Exercise requirements.
In the copy, include every entry exactly but none of the images.

Data items
····················

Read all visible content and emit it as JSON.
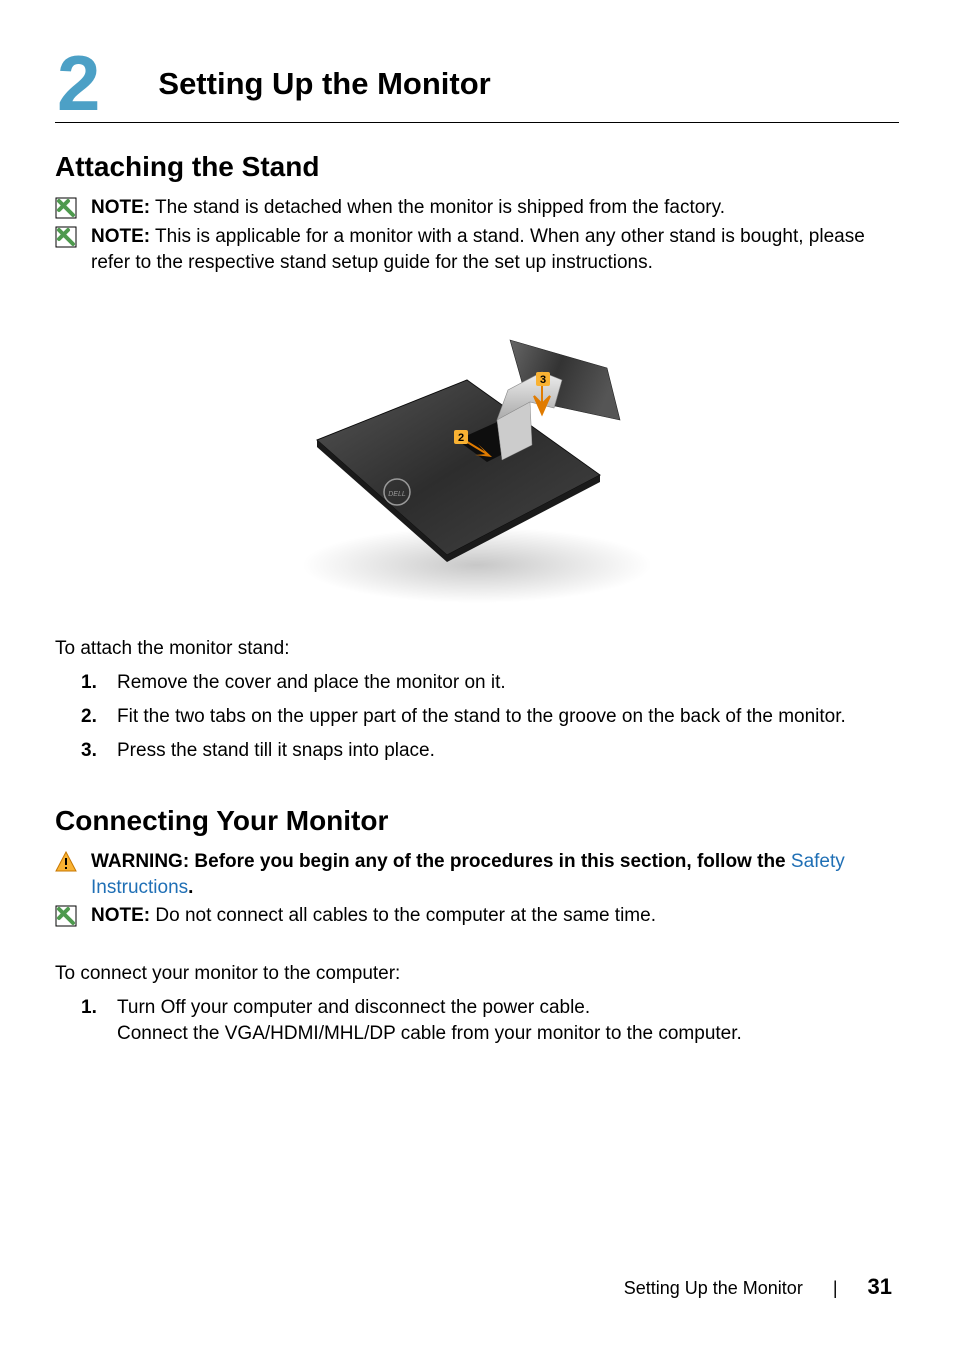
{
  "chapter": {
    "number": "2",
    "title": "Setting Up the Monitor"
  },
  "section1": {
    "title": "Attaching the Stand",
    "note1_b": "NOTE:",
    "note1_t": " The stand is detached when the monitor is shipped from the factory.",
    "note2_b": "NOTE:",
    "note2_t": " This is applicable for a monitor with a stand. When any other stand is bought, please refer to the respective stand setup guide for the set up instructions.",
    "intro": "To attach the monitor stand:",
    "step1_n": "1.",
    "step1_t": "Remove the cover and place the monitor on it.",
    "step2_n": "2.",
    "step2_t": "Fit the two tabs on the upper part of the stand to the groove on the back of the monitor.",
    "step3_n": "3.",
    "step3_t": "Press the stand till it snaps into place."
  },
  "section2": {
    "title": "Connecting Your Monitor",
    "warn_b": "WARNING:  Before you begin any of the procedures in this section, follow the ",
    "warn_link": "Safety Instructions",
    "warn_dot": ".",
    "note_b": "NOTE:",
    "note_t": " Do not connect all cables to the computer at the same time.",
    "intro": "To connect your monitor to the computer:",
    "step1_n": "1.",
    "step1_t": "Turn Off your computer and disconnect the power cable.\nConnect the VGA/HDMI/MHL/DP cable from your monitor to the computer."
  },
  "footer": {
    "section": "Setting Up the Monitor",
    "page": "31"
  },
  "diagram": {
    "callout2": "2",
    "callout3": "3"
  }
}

····················

Exercise output.
Read all visible content and emit it as JSON.
{
  "chapter": {
    "number": "2",
    "title": "Setting Up the Monitor"
  },
  "section1": {
    "title": "Attaching the Stand",
    "note1_b": "NOTE:",
    "note1_t": " The stand is detached when the monitor is shipped from the factory.",
    "note2_b": "NOTE:",
    "note2_t": " This is applicable for a monitor with a stand. When any other stand is bought, please refer to the respective stand setup guide for the set up instructions.",
    "intro": "To attach the monitor stand:",
    "step1_n": "1.",
    "step1_t": "Remove the cover and place the monitor on it.",
    "step2_n": "2.",
    "step2_t": "Fit the two tabs on the upper part of the stand to the groove on the back of the monitor.",
    "step3_n": "3.",
    "step3_t": "Press the stand till it snaps into place."
  },
  "section2": {
    "title": "Connecting Your Monitor",
    "warn_b": "WARNING:  Before you begin any of the procedures in this section, follow the ",
    "warn_link": "Safety Instructions",
    "warn_dot": ".",
    "note_b": "NOTE:",
    "note_t": " Do not connect all cables to the computer at the same time.",
    "intro": "To connect your monitor to the computer:",
    "step1_n": "1.",
    "step1_t": "Turn Off your computer and disconnect the power cable.\nConnect the VGA/HDMI/MHL/DP cable from your monitor to the computer."
  },
  "footer": {
    "section": "Setting Up the Monitor",
    "page": "31"
  },
  "diagram": {
    "callout2": "2",
    "callout3": "3"
  }
}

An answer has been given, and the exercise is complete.